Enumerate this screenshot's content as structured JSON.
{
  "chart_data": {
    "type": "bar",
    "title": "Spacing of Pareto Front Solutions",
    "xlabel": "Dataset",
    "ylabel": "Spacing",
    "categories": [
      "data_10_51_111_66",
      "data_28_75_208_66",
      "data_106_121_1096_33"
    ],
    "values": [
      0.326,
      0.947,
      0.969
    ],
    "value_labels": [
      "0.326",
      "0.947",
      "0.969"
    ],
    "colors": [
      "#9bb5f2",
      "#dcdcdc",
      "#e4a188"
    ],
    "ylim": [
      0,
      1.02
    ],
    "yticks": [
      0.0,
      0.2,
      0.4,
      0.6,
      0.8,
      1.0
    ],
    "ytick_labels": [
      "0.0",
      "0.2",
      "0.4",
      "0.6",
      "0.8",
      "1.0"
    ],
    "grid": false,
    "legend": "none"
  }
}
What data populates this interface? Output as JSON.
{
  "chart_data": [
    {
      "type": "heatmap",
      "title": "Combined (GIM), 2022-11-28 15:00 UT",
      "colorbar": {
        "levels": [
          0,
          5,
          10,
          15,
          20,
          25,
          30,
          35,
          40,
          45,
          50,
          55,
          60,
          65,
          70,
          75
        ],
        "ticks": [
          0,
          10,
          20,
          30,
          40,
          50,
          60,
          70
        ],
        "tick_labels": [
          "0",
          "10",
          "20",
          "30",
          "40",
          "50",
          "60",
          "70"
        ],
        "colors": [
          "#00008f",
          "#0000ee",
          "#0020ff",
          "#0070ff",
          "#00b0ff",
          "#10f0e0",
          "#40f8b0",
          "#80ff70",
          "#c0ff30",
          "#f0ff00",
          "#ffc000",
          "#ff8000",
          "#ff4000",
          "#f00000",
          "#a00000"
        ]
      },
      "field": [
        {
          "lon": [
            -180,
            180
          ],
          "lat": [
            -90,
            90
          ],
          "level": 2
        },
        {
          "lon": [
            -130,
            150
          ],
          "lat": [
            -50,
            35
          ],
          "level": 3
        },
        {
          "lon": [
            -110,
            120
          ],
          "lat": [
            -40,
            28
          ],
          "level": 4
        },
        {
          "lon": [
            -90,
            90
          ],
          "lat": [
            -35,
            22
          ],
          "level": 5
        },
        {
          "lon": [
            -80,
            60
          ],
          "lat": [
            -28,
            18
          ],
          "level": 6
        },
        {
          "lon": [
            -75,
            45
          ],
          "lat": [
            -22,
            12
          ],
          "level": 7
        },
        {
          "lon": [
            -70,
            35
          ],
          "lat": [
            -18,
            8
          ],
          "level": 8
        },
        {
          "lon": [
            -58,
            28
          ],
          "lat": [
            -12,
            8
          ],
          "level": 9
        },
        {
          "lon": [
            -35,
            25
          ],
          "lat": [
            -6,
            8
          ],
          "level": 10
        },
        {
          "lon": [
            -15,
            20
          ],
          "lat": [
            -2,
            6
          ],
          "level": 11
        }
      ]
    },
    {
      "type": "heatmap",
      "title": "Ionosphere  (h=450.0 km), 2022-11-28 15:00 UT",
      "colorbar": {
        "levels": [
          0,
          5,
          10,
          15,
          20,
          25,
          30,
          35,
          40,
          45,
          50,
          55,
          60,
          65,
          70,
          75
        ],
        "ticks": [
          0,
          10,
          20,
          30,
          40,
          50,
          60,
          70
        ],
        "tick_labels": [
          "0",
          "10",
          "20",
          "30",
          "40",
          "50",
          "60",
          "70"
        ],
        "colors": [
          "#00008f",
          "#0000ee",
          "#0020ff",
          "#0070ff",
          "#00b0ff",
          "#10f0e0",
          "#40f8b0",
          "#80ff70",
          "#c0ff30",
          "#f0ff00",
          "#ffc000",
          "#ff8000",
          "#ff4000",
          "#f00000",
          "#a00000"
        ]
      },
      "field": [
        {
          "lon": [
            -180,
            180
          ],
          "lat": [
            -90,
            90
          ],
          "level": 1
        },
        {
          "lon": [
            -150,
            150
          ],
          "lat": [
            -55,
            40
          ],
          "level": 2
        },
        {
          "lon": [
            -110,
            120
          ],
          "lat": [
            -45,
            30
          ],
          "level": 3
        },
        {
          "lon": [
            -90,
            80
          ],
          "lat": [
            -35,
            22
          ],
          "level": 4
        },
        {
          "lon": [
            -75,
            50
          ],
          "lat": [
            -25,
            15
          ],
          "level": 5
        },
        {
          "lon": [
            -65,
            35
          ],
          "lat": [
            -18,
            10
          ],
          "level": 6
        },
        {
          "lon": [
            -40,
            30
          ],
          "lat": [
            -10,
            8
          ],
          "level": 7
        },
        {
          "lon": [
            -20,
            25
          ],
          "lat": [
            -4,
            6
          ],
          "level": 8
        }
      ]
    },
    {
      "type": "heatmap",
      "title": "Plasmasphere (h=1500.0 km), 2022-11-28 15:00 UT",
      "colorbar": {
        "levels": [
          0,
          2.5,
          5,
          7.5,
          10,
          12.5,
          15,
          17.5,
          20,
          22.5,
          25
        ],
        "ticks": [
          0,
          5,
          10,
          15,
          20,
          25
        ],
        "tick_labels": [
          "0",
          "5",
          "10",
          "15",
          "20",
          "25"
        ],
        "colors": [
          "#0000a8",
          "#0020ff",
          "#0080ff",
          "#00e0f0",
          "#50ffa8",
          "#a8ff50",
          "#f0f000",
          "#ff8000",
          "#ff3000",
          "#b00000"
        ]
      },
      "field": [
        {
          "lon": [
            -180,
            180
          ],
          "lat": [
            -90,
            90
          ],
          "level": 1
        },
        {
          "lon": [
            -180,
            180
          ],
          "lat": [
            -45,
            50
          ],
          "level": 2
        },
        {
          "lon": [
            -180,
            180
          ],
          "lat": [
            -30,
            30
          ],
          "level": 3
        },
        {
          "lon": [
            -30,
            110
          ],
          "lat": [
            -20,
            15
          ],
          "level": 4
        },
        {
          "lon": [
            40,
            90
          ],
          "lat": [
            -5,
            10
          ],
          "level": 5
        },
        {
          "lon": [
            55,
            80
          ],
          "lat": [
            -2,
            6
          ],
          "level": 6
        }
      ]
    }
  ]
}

= = = = =

__Exercise description__: Retype the data exactly as given.

__Exercise result__:
Enumerate this screenshot's content as structured JSON.
{
  "chart_data": {
    "type": "bar",
    "title": "Spacing of Pareto Front Solutions",
    "xlabel": "Dataset",
    "ylabel": "Spacing",
    "categories": [
      "data_10_51_111_66",
      "data_28_75_208_66",
      "data_106_121_1096_33"
    ],
    "values": [
      0.326,
      0.947,
      0.969
    ],
    "value_labels": [
      "0.326",
      "0.947",
      "0.969"
    ],
    "colors": [
      "#9bb5f2",
      "#dcdcdc",
      "#e4a188"
    ],
    "ylim": [
      0,
      1.02
    ],
    "yticks": [
      0.0,
      0.2,
      0.4,
      0.6,
      0.8,
      1.0
    ],
    "ytick_labels": [
      "0.0",
      "0.2",
      "0.4",
      "0.6",
      "0.8",
      "1.0"
    ],
    "grid": false,
    "legend": "none"
  }
}
What data populates this interface? Output as JSON.
{
  "chart_data": [
    {
      "type": "heatmap",
      "title": "Combined (GIM), 2022-11-28 15:00 UT",
      "colorbar": {
        "levels": [
          0,
          5,
          10,
          15,
          20,
          25,
          30,
          35,
          40,
          45,
          50,
          55,
          60,
          65,
          70,
          75
        ],
        "ticks": [
          0,
          10,
          20,
          30,
          40,
          50,
          60,
          70
        ],
        "tick_labels": [
          "0",
          "10",
          "20",
          "30",
          "40",
          "50",
          "60",
          "70"
        ],
        "colors": [
          "#00008f",
          "#0000ee",
          "#0020ff",
          "#0070ff",
          "#00b0ff",
          "#10f0e0",
          "#40f8b0",
          "#80ff70",
          "#c0ff30",
          "#f0ff00",
          "#ffc000",
          "#ff8000",
          "#ff4000",
          "#f00000",
          "#a00000"
        ]
      },
      "field": [
        {
          "lon": [
            -180,
            180
          ],
          "lat": [
            -90,
            90
          ],
          "level": 2
        },
        {
          "lon": [
            -130,
            150
          ],
          "lat": [
            -50,
            35
          ],
          "level": 3
        },
        {
          "lon": [
            -110,
            120
          ],
          "lat": [
            -40,
            28
          ],
          "level": 4
        },
        {
          "lon": [
            -90,
            90
          ],
          "lat": [
            -35,
            22
          ],
          "level": 5
        },
        {
          "lon": [
            -80,
            60
          ],
          "lat": [
            -28,
            18
          ],
          "level": 6
        },
        {
          "lon": [
            -75,
            45
          ],
          "lat": [
            -22,
            12
          ],
          "level": 7
        },
        {
          "lon": [
            -70,
            35
          ],
          "lat": [
            -18,
            8
          ],
          "level": 8
        },
        {
          "lon": [
            -58,
            28
          ],
          "lat": [
            -12,
            8
          ],
          "level": 9
        },
        {
          "lon": [
            -35,
            25
          ],
          "lat": [
            -6,
            8
          ],
          "level": 10
        },
        {
          "lon": [
            -15,
            20
          ],
          "lat": [
            -2,
            6
          ],
          "level": 11
        }
      ]
    },
    {
      "type": "heatmap",
      "title": "Ionosphere  (h=450.0 km), 2022-11-28 15:00 UT",
      "colorbar": {
        "levels": [
          0,
          5,
          10,
          15,
          20,
          25,
          30,
          35,
          40,
          45,
          50,
          55,
          60,
          65,
          70,
          75
        ],
        "ticks": [
          0,
          10,
          20,
          30,
          40,
          50,
          60,
          70
        ],
        "tick_labels": [
          "0",
          "10",
          "20",
          "30",
          "40",
          "50",
          "60",
          "70"
        ],
        "colors": [
          "#00008f",
          "#0000ee",
          "#0020ff",
          "#0070ff",
          "#00b0ff",
          "#10f0e0",
          "#40f8b0",
          "#80ff70",
          "#c0ff30",
          "#f0ff00",
          "#ffc000",
          "#ff8000",
          "#ff4000",
          "#f00000",
          "#a00000"
        ]
      },
      "field": [
        {
          "lon": [
            -180,
            180
          ],
          "lat": [
            -90,
            90
          ],
          "level": 1
        },
        {
          "lon": [
            -150,
            150
          ],
          "lat": [
            -55,
            40
          ],
          "level": 2
        },
        {
          "lon": [
            -110,
            120
          ],
          "lat": [
            -45,
            30
          ],
          "level": 3
        },
        {
          "lon": [
            -90,
            80
          ],
          "lat": [
            -35,
            22
          ],
          "level": 4
        },
        {
          "lon": [
            -75,
            50
          ],
          "lat": [
            -25,
            15
          ],
          "level": 5
        },
        {
          "lon": [
            -65,
            35
          ],
          "lat": [
            -18,
            10
          ],
          "level": 6
        },
        {
          "lon": [
            -40,
            30
          ],
          "lat": [
            -10,
            8
          ],
          "level": 7
        },
        {
          "lon": [
            -20,
            25
          ],
          "lat": [
            -4,
            6
          ],
          "level": 8
        }
      ]
    },
    {
      "type": "heatmap",
      "title": "Plasmasphere (h=1500.0 km), 2022-11-28 15:00 UT",
      "colorbar": {
        "levels": [
          0,
          2.5,
          5,
          7.5,
          10,
          12.5,
          15,
          17.5,
          20,
          22.5,
          25
        ],
        "ticks": [
          0,
          5,
          10,
          15,
          20,
          25
        ],
        "tick_labels": [
          "0",
          "5",
          "10",
          "15",
          "20",
          "25"
        ],
        "colors": [
          "#0000a8",
          "#0020ff",
          "#0080ff",
          "#00e0f0",
          "#50ffa8",
          "#a8ff50",
          "#f0f000",
          "#ff8000",
          "#ff3000",
          "#b00000"
        ]
      },
      "field": [
        {
          "lon": [
            -180,
            180
          ],
          "lat": [
            -90,
            90
          ],
          "level": 1
        },
        {
          "lon": [
            -180,
            180
          ],
          "lat": [
            -45,
            50
          ],
          "level": 2
        },
        {
          "lon": [
            -180,
            180
          ],
          "lat": [
            -30,
            30
          ],
          "level": 3
        },
        {
          "lon": [
            -30,
            110
          ],
          "lat": [
            -20,
            15
          ],
          "level": 4
        },
        {
          "lon": [
            40,
            90
          ],
          "lat": [
            -5,
            10
          ],
          "level": 5
        },
        {
          "lon": [
            55,
            80
          ],
          "lat": [
            -2,
            6
          ],
          "level": 6
        }
      ]
    }
  ]
}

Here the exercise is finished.